Copy out every line exactly, passing over the pictures.
━━ Data rows
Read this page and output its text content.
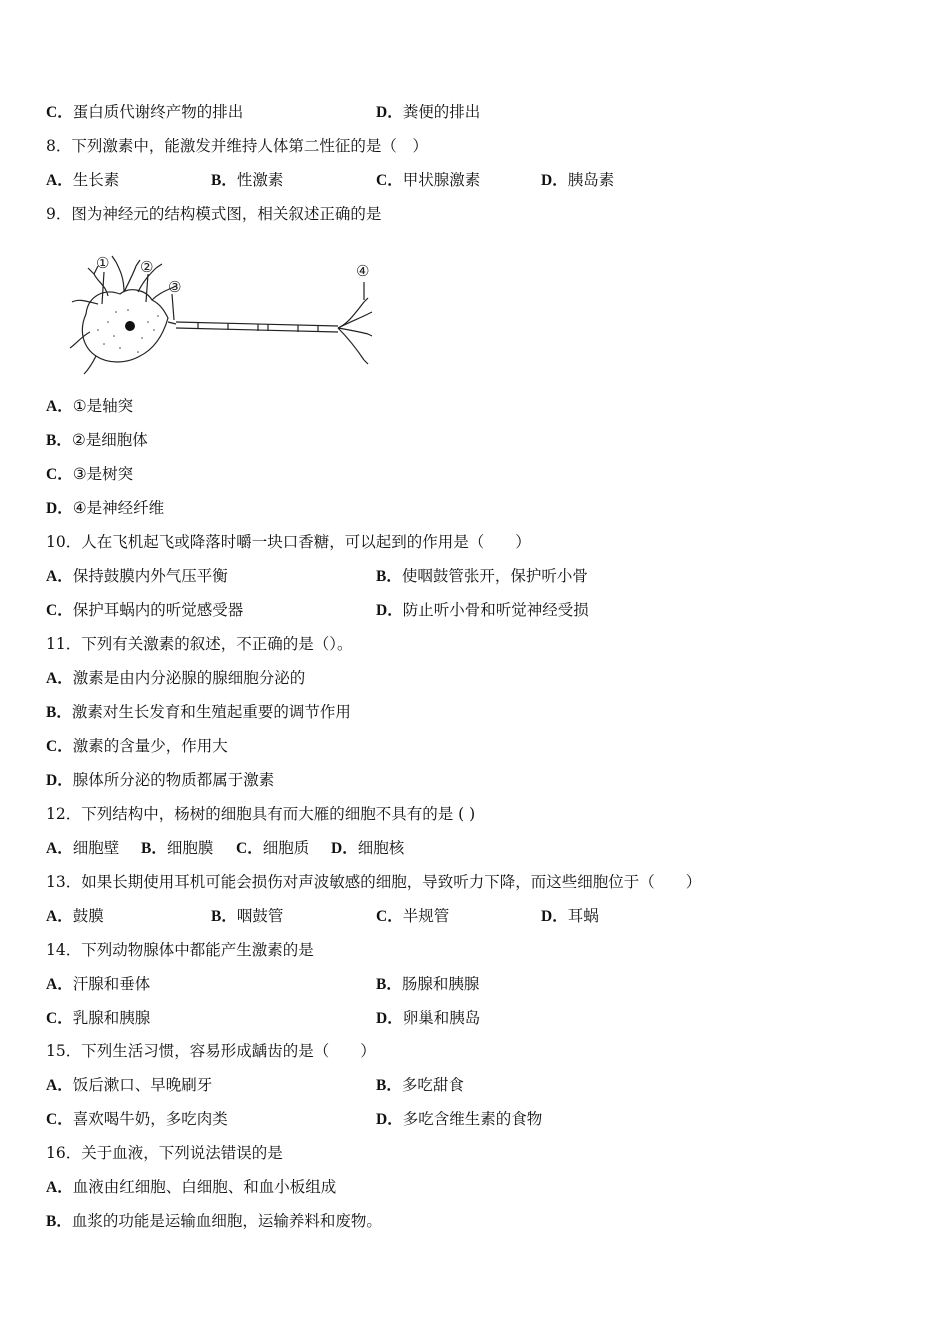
C．蛋白质代谢终产物的排出	D．粪便的排出
8．下列激素中，能激发并维持人体第二性征的是（　）
A．生长素	B．性激素	C．甲状腺激素	D．胰岛素
9．图为神经元的结构模式图，相关叙述正确的是
① ②
③
④
A．①是轴突
B．②是细胞体
C．③是树突
D．④是神经纤维
10．人在飞机起飞或降落时嚼一块口香糖，可以起到的作用是（　　）
A．保持鼓膜内外气压平衡	B．使咽鼓管张开，保护听小骨
C．保护耳蜗内的听觉感受器	D．防止听小骨和听觉神经受损
11．下列有关激素的叙述，不正确的是（）。
A．激素是由内分泌腺的腺细胞分泌的
B．激素对生长发育和生殖起重要的调节作用
C．激素的含量少，作用大
D．腺体所分泌的物质都属于激素
12．下列结构中，杨树的细胞具有而大雁的细胞不具有的是 ( )
A．细胞壁 B．细胞膜 C．细胞质 D．细胞核
13．如果长期使用耳机可能会损伤对声波敏感的细胞，导致听力下降，而这些细胞位于（　　）
A．鼓膜	B．咽鼓管	C．半规管	D．耳蜗
14．下列动物腺体中都能产生激素的是
A．汗腺和垂体	B．肠腺和胰腺
C．乳腺和胰腺	D．卵巢和胰岛
15．下列生活习惯，容易形成龋齿的是（　　）
A．饭后漱口、早晚刷牙	B．多吃甜食
C．喜欢喝牛奶，多吃肉类	D．多吃含维生素的食物
16．关于血液，下列说法错误的是
A．血液由红细胞、白细胞、和血小板组成
B．血浆的功能是运输血细胞，运输养料和废物。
━━━━
## Written solution
Read this page and output its text content.
C．蛋白质代谢终产物的排出	D．粪便的排出
8．下列激素中，能激发并维持人体第二性征的是（　）
A．生长素	B．性激素	C．甲状腺激素	D．胰岛素
9．图为神经元的结构模式图，相关叙述正确的是
① ②
③
④
A．①是轴突
B．②是细胞体
C．③是树突
D．④是神经纤维
10．人在飞机起飞或降落时嚼一块口香糖，可以起到的作用是（　　）
A．保持鼓膜内外气压平衡	B．使咽鼓管张开，保护听小骨
C．保护耳蜗内的听觉感受器	D．防止听小骨和听觉神经受损
11．下列有关激素的叙述，不正确的是（）。
A．激素是由内分泌腺的腺细胞分泌的
B．激素对生长发育和生殖起重要的调节作用
C．激素的含量少，作用大
D．腺体所分泌的物质都属于激素
12．下列结构中，杨树的细胞具有而大雁的细胞不具有的是 ( )
A．细胞壁 B．细胞膜 C．细胞质 D．细胞核
13．如果长期使用耳机可能会损伤对声波敏感的细胞，导致听力下降，而这些细胞位于（　　）
A．鼓膜	B．咽鼓管	C．半规管	D．耳蜗
14．下列动物腺体中都能产生激素的是
A．汗腺和垂体	B．肠腺和胰腺
C．乳腺和胰腺	D．卵巢和胰岛
15．下列生活习惯，容易形成龋齿的是（　　）
A．饭后漱口、早晚刷牙	B．多吃甜食
C．喜欢喝牛奶，多吃肉类	D．多吃含维生素的食物
16．关于血液，下列说法错误的是
A．血液由红细胞、白细胞、和血小板组成
B．血浆的功能是运输血细胞，运输养料和废物。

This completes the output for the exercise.